= TASK DIRECTIONS =
Copy each line of the entries that contains the word "входящих".

======== DATA EXCERPTS

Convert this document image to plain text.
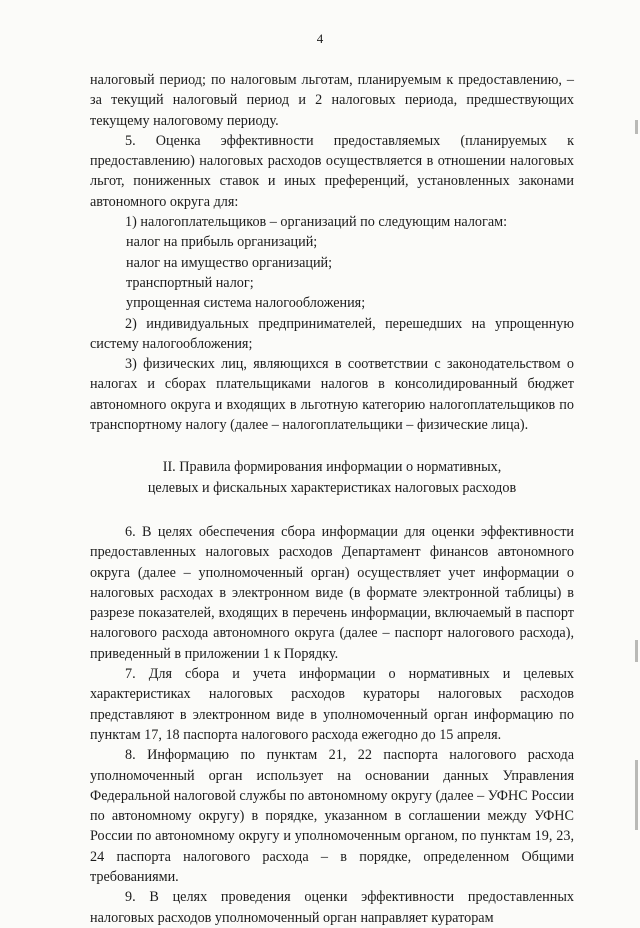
4

налоговый период; по налоговым льготам, планируемым к предоставлению, – за текущий налоговый период и 2 налоговых периода, предшествующих текущему налоговому периоду.

5. Оценка эффективности предоставляемых (планируемых к предоставлению) налоговых расходов осуществляется в отношении налоговых льгот, пониженных ставок и иных преференций, установленных законами автономного округа для:

1) налогоплательщиков – организаций по следующим налогам:

налог на прибыль организаций;

налог на имущество организаций;

транспортный налог;

упрощенная система налогообложения;

2) индивидуальных предпринимателей, перешедших на упрощенную систему налогообложения;

3) физических лиц, являющихся в соответствии с законодательством о налогах и сборах плательщиками налогов в консолидированный бюджет автономного округа и входящих в льготную категорию налогоплательщиков по транспортному налогу (далее – налогоплательщики – физические лица).

II. Правила формирования информации о нормативных,
целевых и фискальных характеристиках налоговых расходов

6. В целях обеспечения сбора информации для оценки эффективности предоставленных налоговых расходов Департамент финансов автономного округа (далее – уполномоченный орган) осуществляет учет информации о налоговых расходах в электронном виде (в формате электронной таблицы) в разрезе показателей, входящих в перечень информации, включаемый в паспорт налогового расхода автономного округа (далее – паспорт налогового расхода), приведенный в приложении 1 к Порядку.

7. Для сбора и учета информации о нормативных и целевых характеристиках налоговых расходов кураторы налоговых расходов представляют в электронном виде в уполномоченный орган информацию по пунктам 17, 18 паспорта налогового расхода ежегодно до 15 апреля.

8. Информацию по пунктам 21, 22 паспорта налогового расхода уполномоченный орган использует на основании данных Управления Федеральной налоговой службы по автономному округу (далее – УФНС России по автономному округу) в порядке, указанном в соглашении между УФНС России по автономному округу и уполномоченным органом, по пунктам 19, 23, 24 паспорта налогового расхода – в порядке, определенном Общими требованиями.

9. В целях проведения оценки эффективности предоставленных налоговых расходов уполномоченный орган направляет кураторам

================

= RESULT =
3) физических лиц, являющихся в соответствии с законодательством о налогах и сборах плательщиками налогов в консолидированный бюджет автономного округа и входящих в льготную категорию налогоплательщиков по транспортному налогу (далее – налогоплательщики – физические лица).
6. В целях обеспечения сбора информации для оценки эффективности предоставленных налоговых расходов Департамент финансов автономного округа (далее – уполномоченный орган) осуществляет учет информации о налоговых расходах в электронном виде (в формате электронной таблицы) в разрезе показателей, входящих в перечень информации, включаемый в паспорт налогового расхода автономного округа (далее – паспорт налогового расхода), приведенный в приложении 1 к Порядку.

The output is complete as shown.